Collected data
— Start —

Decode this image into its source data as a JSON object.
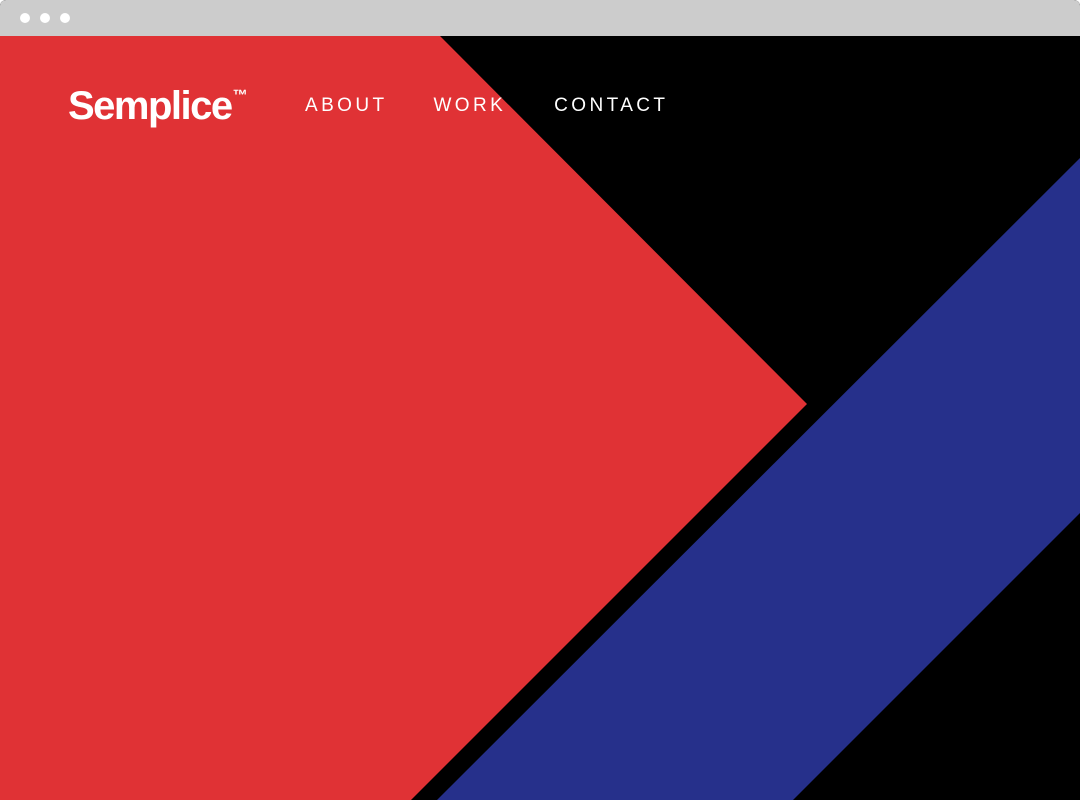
{
  "window": {
    "dots": [
      "dot",
      "dot",
      "dot"
    ]
  },
  "brand": {
    "name": "Semplice",
    "trademark": "™"
  },
  "nav": {
    "items": [
      {
        "label": "ABOUT"
      },
      {
        "label": "WORK"
      },
      {
        "label": "CONTACT"
      }
    ]
  },
  "colors": {
    "background": "#000000",
    "red_shape": "#e03235",
    "blue_band": "#26308b",
    "text": "#ffffff",
    "title_bar": "#cccccc"
  }
}
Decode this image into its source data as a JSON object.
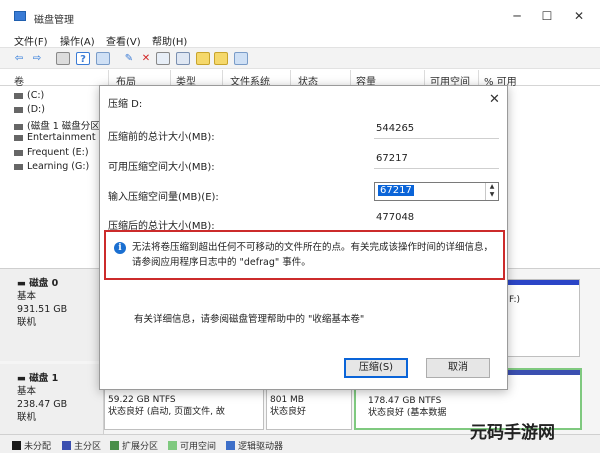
{
  "window": {
    "title": "磁盘管理",
    "controls": [
      "─",
      "☐",
      "✕"
    ]
  },
  "menu": [
    {
      "label": "文件(F)"
    },
    {
      "label": "操作(A)"
    },
    {
      "label": "查看(V)"
    },
    {
      "label": "帮助(H)"
    }
  ],
  "table": {
    "columns": [
      "卷",
      "布局",
      "类型",
      "文件系统",
      "状态",
      "容量",
      "可用空间",
      "% 可用"
    ],
    "volumes": [
      {
        "name": "(C:)"
      },
      {
        "name": "(D:)"
      },
      {
        "name": "(磁盘 1 磁盘分区 1)"
      },
      {
        "name": "Entertainment (F"
      },
      {
        "name": "Frequent (E:)"
      },
      {
        "name": "Learning (G:)"
      }
    ]
  },
  "disks": [
    {
      "name": "磁盘 0",
      "type": "基本",
      "size": "931.51 GB",
      "status": "联机"
    },
    {
      "name": "磁盘 1",
      "type": "基本",
      "size": "238.47 GB",
      "status": "联机"
    }
  ],
  "disk_partial": {
    "disk0_right_frag": "F:)",
    "disk1_part1": {
      "size": "59.22 GB NTFS",
      "status": "状态良好 (启动, 页面文件, 故"
    },
    "disk1_part2": {
      "size": "801 MB",
      "status": "状态良好"
    },
    "disk1_part3": {
      "size": "178.47 GB NTFS",
      "status": "状态良好 (基本数据"
    }
  },
  "legend": [
    {
      "label": "未分配",
      "color": "#1a1a1a"
    },
    {
      "label": "主分区",
      "color": "#3b4fb0"
    },
    {
      "label": "扩展分区",
      "color": "#4a8f4a"
    },
    {
      "label": "可用空间",
      "color": "#7fc97f"
    },
    {
      "label": "逻辑驱动器",
      "color": "#3d6fc9"
    }
  ],
  "dialog": {
    "title": "压缩 D:",
    "fields": [
      {
        "label": "压缩前的总计大小(MB):",
        "value": "544265"
      },
      {
        "label": "可用压缩空间大小(MB):",
        "value": "67217"
      },
      {
        "label": "输入压缩空间量(MB)(E):",
        "value": "67217"
      },
      {
        "label": "压缩后的总计大小(MB):",
        "value": "477048"
      }
    ],
    "warning": "无法将卷压缩到超出任何不可移动的文件所在的点。有关完成该操作时间的详细信息，请参阅应用程序日志中的 \"defrag\" 事件。",
    "help": "有关详细信息，请参阅磁盘管理帮助中的 \"收缩基本卷\"",
    "buttons": {
      "compress": "压缩(S)",
      "cancel": "取消"
    }
  },
  "watermark": "元码手游网",
  "colors": {
    "accent": "#0a64d8",
    "warning_border": "#cc2b2b",
    "primary_partition": "#3b4fb0"
  }
}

— End —

Leaving out the pictures, repeat the data above exactly.

Answer below:
Decode this image into its source data as a JSON object.
{
  "window": {
    "dots": [
      "dot",
      "dot",
      "dot"
    ]
  },
  "brand": {
    "name": "Semplice",
    "trademark": "™"
  },
  "nav": {
    "items": [
      {
        "label": "ABOUT"
      },
      {
        "label": "WORK"
      },
      {
        "label": "CONTACT"
      }
    ]
  },
  "colors": {
    "background": "#000000",
    "red_shape": "#e03235",
    "blue_band": "#26308b",
    "text": "#ffffff",
    "title_bar": "#cccccc"
  }
}
Decode this image into its source data as a JSON object.
{
  "window": {
    "title": "磁盘管理",
    "controls": [
      "─",
      "☐",
      "✕"
    ]
  },
  "menu": [
    {
      "label": "文件(F)"
    },
    {
      "label": "操作(A)"
    },
    {
      "label": "查看(V)"
    },
    {
      "label": "帮助(H)"
    }
  ],
  "table": {
    "columns": [
      "卷",
      "布局",
      "类型",
      "文件系统",
      "状态",
      "容量",
      "可用空间",
      "% 可用"
    ],
    "volumes": [
      {
        "name": "(C:)"
      },
      {
        "name": "(D:)"
      },
      {
        "name": "(磁盘 1 磁盘分区 1)"
      },
      {
        "name": "Entertainment (F"
      },
      {
        "name": "Frequent (E:)"
      },
      {
        "name": "Learning (G:)"
      }
    ]
  },
  "disks": [
    {
      "name": "磁盘 0",
      "type": "基本",
      "size": "931.51 GB",
      "status": "联机"
    },
    {
      "name": "磁盘 1",
      "type": "基本",
      "size": "238.47 GB",
      "status": "联机"
    }
  ],
  "disk_partial": {
    "disk0_right_frag": "F:)",
    "disk1_part1": {
      "size": "59.22 GB NTFS",
      "status": "状态良好 (启动, 页面文件, 故"
    },
    "disk1_part2": {
      "size": "801 MB",
      "status": "状态良好"
    },
    "disk1_part3": {
      "size": "178.47 GB NTFS",
      "status": "状态良好 (基本数据"
    }
  },
  "legend": [
    {
      "label": "未分配",
      "color": "#1a1a1a"
    },
    {
      "label": "主分区",
      "color": "#3b4fb0"
    },
    {
      "label": "扩展分区",
      "color": "#4a8f4a"
    },
    {
      "label": "可用空间",
      "color": "#7fc97f"
    },
    {
      "label": "逻辑驱动器",
      "color": "#3d6fc9"
    }
  ],
  "dialog": {
    "title": "压缩 D:",
    "fields": [
      {
        "label": "压缩前的总计大小(MB):",
        "value": "544265"
      },
      {
        "label": "可用压缩空间大小(MB):",
        "value": "67217"
      },
      {
        "label": "输入压缩空间量(MB)(E):",
        "value": "67217"
      },
      {
        "label": "压缩后的总计大小(MB):",
        "value": "477048"
      }
    ],
    "warning": "无法将卷压缩到超出任何不可移动的文件所在的点。有关完成该操作时间的详细信息，请参阅应用程序日志中的 \"defrag\" 事件。",
    "help": "有关详细信息，请参阅磁盘管理帮助中的 \"收缩基本卷\"",
    "buttons": {
      "compress": "压缩(S)",
      "cancel": "取消"
    }
  },
  "watermark": "元码手游网",
  "colors": {
    "accent": "#0a64d8",
    "warning_border": "#cc2b2b",
    "primary_partition": "#3b4fb0"
  }
}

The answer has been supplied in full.